● **What is asked**: State the number of lines that contain "salinity", with no other text.

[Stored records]
## BEGIN
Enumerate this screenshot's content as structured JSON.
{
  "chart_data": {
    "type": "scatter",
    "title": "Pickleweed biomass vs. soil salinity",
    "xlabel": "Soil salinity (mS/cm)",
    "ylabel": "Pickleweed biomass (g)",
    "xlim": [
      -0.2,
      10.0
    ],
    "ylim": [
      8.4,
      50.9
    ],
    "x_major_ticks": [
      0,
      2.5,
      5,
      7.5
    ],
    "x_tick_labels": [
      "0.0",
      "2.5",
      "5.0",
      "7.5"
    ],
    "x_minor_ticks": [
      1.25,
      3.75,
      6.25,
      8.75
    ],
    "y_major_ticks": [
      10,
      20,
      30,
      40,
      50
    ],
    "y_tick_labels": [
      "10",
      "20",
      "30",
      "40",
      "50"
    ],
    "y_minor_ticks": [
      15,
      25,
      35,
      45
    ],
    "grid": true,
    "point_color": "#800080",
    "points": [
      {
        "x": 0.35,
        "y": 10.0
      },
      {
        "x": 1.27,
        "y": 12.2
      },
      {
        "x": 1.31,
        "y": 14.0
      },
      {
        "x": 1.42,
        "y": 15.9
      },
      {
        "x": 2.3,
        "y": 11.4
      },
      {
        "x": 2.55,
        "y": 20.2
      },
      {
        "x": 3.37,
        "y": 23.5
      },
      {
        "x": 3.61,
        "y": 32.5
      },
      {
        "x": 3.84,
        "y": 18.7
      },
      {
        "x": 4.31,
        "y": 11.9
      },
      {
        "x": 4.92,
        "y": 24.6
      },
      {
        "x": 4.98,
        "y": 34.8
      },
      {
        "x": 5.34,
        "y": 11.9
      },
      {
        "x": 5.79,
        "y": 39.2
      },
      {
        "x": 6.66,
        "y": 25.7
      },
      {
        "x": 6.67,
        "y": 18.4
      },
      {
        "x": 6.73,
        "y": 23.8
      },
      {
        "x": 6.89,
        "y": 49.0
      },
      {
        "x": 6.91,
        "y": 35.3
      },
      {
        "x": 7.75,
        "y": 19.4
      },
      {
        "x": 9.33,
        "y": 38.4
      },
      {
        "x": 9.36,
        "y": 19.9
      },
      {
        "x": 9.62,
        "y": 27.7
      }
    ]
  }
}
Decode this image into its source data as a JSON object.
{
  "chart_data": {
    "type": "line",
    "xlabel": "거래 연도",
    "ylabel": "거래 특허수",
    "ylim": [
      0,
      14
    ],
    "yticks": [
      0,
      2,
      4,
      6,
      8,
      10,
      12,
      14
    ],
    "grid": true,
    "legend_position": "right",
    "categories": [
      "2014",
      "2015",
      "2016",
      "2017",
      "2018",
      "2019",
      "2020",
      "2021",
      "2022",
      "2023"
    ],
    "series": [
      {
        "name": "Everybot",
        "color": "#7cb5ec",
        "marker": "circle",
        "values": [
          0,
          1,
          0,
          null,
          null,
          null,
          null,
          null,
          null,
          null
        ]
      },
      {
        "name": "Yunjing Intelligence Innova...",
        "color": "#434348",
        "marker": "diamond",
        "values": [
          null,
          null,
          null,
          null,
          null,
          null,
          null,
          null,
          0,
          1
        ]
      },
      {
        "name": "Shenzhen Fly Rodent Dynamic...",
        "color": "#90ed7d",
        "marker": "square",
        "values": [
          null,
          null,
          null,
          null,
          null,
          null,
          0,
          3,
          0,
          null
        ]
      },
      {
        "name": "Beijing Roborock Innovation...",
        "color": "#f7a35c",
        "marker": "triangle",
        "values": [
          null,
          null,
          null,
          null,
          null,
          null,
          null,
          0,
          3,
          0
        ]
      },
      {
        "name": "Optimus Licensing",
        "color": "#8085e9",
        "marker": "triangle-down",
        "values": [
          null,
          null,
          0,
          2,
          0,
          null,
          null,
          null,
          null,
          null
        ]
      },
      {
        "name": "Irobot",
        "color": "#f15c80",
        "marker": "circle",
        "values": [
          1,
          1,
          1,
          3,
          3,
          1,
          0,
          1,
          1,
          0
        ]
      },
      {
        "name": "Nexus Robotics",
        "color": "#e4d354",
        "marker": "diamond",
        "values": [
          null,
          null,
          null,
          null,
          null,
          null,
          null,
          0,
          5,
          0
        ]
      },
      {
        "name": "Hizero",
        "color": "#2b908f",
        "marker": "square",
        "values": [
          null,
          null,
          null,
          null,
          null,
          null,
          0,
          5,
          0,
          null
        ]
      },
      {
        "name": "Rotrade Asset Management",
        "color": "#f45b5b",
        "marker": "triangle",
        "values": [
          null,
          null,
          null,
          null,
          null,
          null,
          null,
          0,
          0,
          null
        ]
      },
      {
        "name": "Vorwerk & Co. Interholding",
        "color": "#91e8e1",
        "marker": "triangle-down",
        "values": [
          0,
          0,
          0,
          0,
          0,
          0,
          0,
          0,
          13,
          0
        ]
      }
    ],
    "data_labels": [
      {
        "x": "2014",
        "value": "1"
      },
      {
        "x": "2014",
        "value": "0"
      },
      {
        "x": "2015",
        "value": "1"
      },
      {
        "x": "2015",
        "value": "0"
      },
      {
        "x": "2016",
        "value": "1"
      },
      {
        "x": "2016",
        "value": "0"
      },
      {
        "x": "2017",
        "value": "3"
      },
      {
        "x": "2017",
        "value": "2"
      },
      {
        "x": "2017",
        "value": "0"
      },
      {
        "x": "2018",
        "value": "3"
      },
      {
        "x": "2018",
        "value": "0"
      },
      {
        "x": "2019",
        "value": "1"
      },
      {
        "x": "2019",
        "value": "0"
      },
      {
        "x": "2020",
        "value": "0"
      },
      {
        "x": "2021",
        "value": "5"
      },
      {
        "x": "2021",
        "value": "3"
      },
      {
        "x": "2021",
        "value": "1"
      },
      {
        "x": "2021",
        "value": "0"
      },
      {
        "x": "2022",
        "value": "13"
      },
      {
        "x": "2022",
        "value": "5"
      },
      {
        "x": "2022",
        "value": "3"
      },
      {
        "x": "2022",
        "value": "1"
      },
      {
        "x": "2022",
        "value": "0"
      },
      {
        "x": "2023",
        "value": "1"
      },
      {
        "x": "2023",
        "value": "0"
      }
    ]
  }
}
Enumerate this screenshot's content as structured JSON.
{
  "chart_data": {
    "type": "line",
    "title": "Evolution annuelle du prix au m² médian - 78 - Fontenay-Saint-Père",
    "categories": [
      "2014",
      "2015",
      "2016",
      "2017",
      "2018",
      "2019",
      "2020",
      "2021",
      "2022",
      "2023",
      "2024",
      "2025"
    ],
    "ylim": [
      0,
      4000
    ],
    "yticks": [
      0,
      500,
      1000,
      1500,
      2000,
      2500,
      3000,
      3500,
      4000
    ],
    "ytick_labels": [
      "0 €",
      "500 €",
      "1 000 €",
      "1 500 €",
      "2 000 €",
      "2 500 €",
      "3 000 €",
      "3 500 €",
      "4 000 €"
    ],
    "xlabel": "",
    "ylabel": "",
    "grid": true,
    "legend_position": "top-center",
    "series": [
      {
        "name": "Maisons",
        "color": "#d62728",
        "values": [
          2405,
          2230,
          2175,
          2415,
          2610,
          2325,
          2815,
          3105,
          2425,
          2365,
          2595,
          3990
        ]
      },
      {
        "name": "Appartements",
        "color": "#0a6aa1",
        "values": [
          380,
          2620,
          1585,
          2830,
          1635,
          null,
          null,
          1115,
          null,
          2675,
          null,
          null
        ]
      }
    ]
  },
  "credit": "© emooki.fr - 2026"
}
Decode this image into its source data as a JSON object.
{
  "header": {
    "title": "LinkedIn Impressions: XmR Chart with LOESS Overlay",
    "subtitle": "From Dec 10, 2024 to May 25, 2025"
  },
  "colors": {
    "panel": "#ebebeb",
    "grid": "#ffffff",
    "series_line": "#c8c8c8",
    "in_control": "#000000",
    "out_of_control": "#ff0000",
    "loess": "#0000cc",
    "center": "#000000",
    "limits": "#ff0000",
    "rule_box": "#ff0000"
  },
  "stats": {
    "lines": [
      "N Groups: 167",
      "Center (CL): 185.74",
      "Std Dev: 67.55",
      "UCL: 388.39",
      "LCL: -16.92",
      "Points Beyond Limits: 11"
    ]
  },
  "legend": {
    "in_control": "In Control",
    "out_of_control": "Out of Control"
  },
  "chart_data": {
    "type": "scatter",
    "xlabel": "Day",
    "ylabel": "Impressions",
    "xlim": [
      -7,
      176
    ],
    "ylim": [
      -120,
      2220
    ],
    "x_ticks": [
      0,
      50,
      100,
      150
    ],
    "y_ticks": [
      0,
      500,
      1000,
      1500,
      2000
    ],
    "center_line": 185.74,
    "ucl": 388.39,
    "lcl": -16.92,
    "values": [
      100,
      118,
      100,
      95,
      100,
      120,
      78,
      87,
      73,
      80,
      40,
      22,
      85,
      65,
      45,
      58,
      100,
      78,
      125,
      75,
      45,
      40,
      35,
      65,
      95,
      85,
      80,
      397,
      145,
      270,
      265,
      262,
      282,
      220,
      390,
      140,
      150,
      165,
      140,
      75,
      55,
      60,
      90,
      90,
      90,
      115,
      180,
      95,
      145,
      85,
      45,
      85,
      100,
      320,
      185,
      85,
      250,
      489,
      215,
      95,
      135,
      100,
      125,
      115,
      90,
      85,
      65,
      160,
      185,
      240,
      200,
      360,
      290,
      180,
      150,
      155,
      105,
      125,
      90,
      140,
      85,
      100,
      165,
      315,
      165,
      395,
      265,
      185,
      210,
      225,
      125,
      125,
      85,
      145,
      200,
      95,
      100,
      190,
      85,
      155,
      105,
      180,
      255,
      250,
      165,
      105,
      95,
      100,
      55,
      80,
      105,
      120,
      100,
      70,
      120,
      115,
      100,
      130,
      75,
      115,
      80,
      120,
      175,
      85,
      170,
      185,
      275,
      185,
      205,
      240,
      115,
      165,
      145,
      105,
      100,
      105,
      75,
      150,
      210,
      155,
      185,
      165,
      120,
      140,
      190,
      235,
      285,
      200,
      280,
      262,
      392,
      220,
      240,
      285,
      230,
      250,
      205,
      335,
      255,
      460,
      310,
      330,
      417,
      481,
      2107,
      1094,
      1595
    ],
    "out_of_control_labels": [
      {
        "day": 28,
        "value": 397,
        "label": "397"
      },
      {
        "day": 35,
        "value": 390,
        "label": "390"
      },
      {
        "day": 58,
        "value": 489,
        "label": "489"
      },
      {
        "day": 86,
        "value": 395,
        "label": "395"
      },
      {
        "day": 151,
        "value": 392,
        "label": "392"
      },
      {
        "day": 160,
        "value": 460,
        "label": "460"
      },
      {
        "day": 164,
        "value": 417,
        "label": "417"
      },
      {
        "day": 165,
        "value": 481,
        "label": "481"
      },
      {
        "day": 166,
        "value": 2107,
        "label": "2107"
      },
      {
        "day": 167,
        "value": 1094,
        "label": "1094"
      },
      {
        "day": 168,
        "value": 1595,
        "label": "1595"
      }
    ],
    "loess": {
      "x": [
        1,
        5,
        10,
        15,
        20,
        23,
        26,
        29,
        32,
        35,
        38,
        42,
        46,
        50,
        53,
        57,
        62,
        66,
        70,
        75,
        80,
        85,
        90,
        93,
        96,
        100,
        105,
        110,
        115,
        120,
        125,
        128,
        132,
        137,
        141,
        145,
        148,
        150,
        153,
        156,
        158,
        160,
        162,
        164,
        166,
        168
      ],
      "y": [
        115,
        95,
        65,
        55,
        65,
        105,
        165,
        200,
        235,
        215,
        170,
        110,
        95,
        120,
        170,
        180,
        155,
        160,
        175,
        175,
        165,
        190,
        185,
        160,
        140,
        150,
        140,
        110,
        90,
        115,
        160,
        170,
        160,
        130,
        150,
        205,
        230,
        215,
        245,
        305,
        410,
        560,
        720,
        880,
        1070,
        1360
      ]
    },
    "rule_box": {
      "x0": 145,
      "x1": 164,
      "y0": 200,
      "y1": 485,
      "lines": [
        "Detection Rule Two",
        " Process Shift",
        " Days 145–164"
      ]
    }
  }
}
## END
● **Output**: 2